What you are asked to do:
Tally the lines in the listing below that include "title". Answer with the count and nothing more.

########################################

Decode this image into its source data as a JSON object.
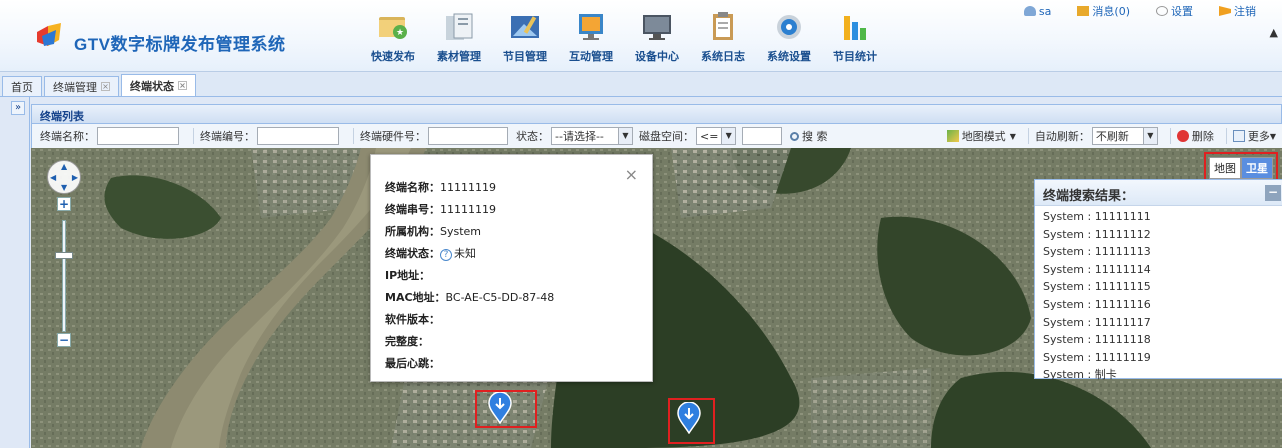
{
  "app": {
    "title": "GTV数字标牌发布管理系统"
  },
  "nav": [
    {
      "label": "快速发布",
      "icon": "quick-publish-icon"
    },
    {
      "label": "素材管理",
      "icon": "material-icon"
    },
    {
      "label": "节目管理",
      "icon": "program-icon"
    },
    {
      "label": "互动管理",
      "icon": "interactive-icon"
    },
    {
      "label": "设备中心",
      "icon": "device-icon"
    },
    {
      "label": "系统日志",
      "icon": "log-icon"
    },
    {
      "label": "系统设置",
      "icon": "settings-icon"
    },
    {
      "label": "节目统计",
      "icon": "stats-icon"
    }
  ],
  "topbar": {
    "user": "sa",
    "messages": "消息(0)",
    "settings": "设置",
    "logout": "注销"
  },
  "tabs": {
    "home": "首页",
    "terminal_manage": "终端管理",
    "terminal_status": "终端状态"
  },
  "panel": {
    "title": "终端列表"
  },
  "toolbar": {
    "name_label": "终端名称：",
    "number_label": "终端编号：",
    "hardware_label": "终端硬件号：",
    "status_label": "状态：",
    "status_value": "--请选择--",
    "disk_label": "磁盘空间：",
    "disk_op": "<=",
    "search": "搜 索",
    "map_mode": "地图模式",
    "auto_refresh_label": "自动刷新：",
    "auto_refresh_value": "不刷新",
    "delete": "删除",
    "more": "更多"
  },
  "popup": {
    "rows": [
      {
        "label": "终端名称：",
        "value": "11111119"
      },
      {
        "label": "终端串号：",
        "value": "11111119"
      },
      {
        "label": "所属机构：",
        "value": "System"
      },
      {
        "label": "终端状态：",
        "value": "未知"
      },
      {
        "label": "IP地址：",
        "value": ""
      },
      {
        "label": "MAC地址：",
        "value": "BC-AE-C5-DD-87-48"
      },
      {
        "label": "软件版本：",
        "value": ""
      },
      {
        "label": "完整度：",
        "value": ""
      },
      {
        "label": "最后心跳：",
        "value": ""
      }
    ],
    "close": "×"
  },
  "maptype": {
    "map": "地图",
    "satellite": "卫星"
  },
  "results": {
    "title": "终端搜索结果：",
    "items": [
      "System : 11111111",
      "System : 11111112",
      "System : 11111113",
      "System : 11111114",
      "System : 11111115",
      "System : 11111116",
      "System : 11111117",
      "System : 11111118",
      "System : 11111119",
      "System : 制卡"
    ]
  },
  "colors": {
    "brand_blue": "#1f66b8",
    "highlight_red": "#e02020",
    "marker_blue": "#2f7fe0"
  }
}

########################################

Solution to this task:
3